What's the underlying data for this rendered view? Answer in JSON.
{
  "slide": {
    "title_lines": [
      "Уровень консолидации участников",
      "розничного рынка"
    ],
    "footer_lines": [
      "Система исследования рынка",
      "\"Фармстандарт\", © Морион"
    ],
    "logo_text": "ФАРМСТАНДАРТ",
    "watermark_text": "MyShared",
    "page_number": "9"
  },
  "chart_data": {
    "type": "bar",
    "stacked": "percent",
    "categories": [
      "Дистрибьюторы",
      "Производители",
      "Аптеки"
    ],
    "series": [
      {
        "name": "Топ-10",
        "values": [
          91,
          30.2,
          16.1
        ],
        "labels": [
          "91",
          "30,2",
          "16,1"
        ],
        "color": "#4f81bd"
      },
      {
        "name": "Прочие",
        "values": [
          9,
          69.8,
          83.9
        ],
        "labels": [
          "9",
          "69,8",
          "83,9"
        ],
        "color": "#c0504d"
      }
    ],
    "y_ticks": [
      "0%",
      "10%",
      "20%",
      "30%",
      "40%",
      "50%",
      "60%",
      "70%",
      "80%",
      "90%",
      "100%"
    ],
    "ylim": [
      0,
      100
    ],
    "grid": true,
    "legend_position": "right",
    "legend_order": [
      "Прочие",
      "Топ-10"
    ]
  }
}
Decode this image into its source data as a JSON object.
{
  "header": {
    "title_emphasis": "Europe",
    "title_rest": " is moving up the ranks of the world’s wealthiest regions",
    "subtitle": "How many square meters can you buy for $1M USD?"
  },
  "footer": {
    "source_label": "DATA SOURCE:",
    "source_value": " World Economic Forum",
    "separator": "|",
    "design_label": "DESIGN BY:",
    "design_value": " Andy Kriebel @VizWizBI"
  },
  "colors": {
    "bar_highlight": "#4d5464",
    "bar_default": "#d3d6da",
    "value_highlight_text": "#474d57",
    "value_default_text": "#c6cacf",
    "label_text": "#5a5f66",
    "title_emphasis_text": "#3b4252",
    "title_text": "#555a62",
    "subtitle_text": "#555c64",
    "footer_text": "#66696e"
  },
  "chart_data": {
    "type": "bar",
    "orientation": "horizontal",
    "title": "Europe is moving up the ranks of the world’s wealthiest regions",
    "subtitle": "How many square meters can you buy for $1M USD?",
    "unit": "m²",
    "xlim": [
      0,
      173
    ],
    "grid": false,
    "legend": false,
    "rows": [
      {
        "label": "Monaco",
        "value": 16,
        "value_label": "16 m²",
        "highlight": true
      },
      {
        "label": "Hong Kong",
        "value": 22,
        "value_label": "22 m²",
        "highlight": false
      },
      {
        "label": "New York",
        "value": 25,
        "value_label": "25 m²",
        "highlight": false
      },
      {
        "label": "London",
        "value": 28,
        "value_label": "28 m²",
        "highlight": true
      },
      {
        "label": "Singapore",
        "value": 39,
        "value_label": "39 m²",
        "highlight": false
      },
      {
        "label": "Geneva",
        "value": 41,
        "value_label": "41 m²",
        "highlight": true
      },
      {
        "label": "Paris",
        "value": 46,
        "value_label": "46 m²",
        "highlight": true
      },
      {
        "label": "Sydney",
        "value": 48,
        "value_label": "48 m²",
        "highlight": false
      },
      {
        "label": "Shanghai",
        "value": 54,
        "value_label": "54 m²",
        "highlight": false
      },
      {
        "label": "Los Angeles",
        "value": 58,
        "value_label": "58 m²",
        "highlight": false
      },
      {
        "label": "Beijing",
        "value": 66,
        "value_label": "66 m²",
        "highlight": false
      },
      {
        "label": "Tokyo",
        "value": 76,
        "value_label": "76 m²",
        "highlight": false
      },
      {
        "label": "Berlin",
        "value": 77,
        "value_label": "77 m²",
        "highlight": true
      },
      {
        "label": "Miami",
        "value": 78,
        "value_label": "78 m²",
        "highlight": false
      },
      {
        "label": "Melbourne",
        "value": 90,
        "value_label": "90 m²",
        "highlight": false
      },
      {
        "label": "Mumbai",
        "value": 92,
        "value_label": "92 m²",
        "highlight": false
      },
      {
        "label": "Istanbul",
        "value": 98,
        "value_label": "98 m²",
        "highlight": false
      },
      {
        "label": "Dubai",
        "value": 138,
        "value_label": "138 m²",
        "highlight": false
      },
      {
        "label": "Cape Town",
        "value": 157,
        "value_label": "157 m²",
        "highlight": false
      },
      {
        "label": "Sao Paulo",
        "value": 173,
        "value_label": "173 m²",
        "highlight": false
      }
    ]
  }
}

◆ **WORK TO BE COMPLETED**
Extract lines where the string "moving" occurs.

◆ **SOLUTION**
    "title_rest": " is moving up the ranks of the world’s wealthiest regions",
    "title": "Europe is moving up the ranks of the world’s wealthiest regions",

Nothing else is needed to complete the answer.